* [THE TASK]
Find the lines containing the word "object" and copy every one of them.

* [SUPPLIED DATA]
——

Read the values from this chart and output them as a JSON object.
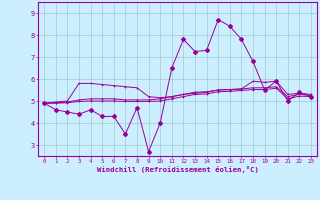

——

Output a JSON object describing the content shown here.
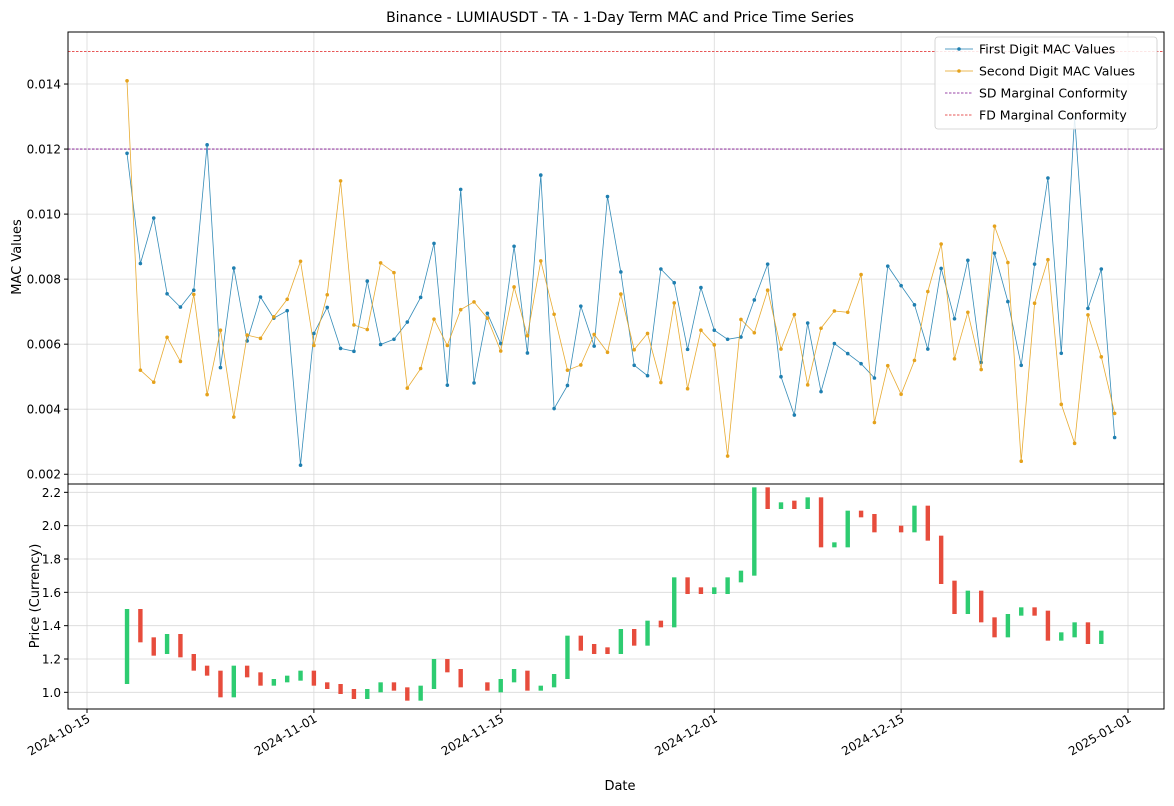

——

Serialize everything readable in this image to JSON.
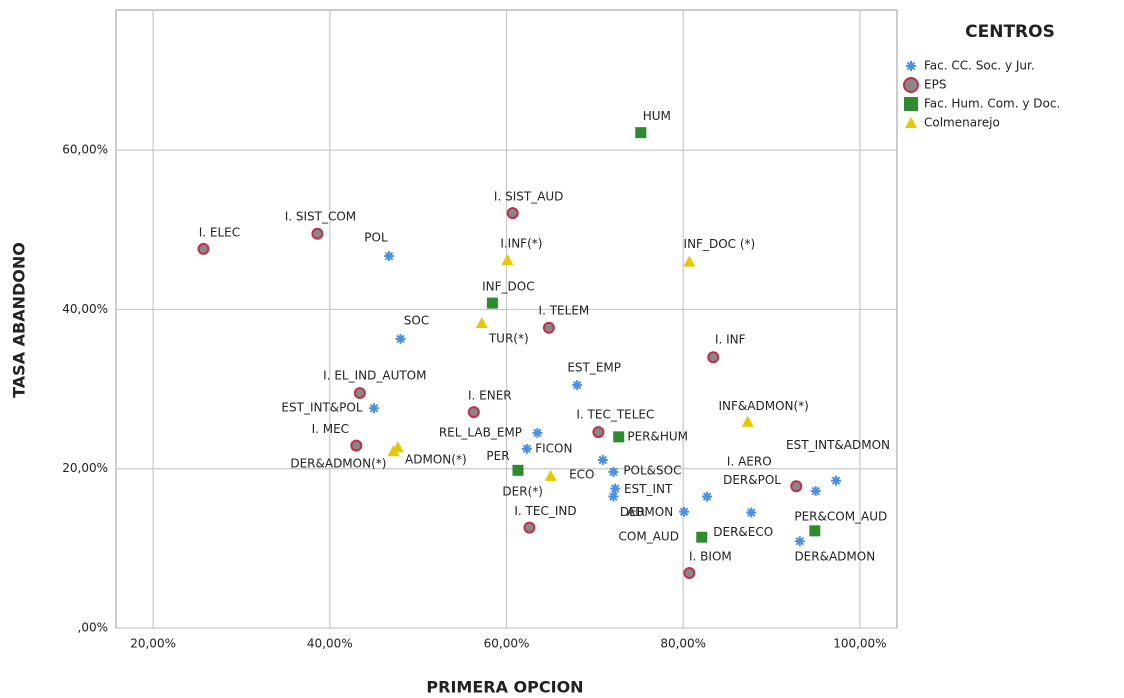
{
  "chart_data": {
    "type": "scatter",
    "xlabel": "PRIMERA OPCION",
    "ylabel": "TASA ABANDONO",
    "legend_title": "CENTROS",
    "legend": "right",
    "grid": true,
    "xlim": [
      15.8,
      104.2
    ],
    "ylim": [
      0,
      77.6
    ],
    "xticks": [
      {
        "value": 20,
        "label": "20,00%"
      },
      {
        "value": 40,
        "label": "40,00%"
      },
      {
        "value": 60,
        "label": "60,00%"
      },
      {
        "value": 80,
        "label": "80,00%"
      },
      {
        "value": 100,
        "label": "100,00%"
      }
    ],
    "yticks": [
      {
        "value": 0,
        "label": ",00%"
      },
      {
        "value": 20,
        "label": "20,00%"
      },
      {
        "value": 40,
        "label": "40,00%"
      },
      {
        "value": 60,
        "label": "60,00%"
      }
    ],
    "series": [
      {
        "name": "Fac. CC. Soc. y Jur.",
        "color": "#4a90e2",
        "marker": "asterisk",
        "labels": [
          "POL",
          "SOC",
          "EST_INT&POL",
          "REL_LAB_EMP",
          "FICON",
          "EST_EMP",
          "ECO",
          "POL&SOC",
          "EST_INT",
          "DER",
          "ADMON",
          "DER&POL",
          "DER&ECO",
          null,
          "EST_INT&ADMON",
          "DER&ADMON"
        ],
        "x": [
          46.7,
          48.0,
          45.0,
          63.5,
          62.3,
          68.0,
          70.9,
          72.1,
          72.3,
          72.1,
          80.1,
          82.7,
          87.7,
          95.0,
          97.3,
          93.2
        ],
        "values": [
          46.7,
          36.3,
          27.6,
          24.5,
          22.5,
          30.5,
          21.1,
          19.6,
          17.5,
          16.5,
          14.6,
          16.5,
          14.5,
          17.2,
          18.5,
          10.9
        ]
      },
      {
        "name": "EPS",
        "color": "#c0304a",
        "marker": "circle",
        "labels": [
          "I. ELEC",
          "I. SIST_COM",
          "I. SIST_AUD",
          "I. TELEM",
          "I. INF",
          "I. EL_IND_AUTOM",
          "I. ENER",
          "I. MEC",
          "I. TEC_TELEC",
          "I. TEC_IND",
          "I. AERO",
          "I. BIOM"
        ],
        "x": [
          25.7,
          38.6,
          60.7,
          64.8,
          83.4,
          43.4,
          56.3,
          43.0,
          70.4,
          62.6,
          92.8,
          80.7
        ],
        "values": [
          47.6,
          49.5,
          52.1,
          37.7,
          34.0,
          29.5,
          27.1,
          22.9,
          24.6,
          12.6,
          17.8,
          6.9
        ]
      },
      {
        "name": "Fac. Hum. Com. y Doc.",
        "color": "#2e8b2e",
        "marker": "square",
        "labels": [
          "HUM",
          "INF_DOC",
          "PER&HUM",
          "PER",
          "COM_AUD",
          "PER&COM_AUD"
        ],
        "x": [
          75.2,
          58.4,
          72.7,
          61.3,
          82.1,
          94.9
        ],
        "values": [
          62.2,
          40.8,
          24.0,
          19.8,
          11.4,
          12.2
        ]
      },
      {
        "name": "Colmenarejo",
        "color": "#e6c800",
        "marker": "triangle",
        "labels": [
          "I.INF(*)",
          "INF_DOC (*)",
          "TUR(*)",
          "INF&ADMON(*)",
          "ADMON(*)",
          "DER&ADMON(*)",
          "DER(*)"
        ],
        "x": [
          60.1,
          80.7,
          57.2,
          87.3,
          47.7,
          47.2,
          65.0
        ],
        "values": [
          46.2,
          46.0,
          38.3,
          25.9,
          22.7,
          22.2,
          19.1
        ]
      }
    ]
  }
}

——

* [ANSWER BELOW]
Read the values from this chart and output them as a JSON object.
Output a JSON object describing the content shown here.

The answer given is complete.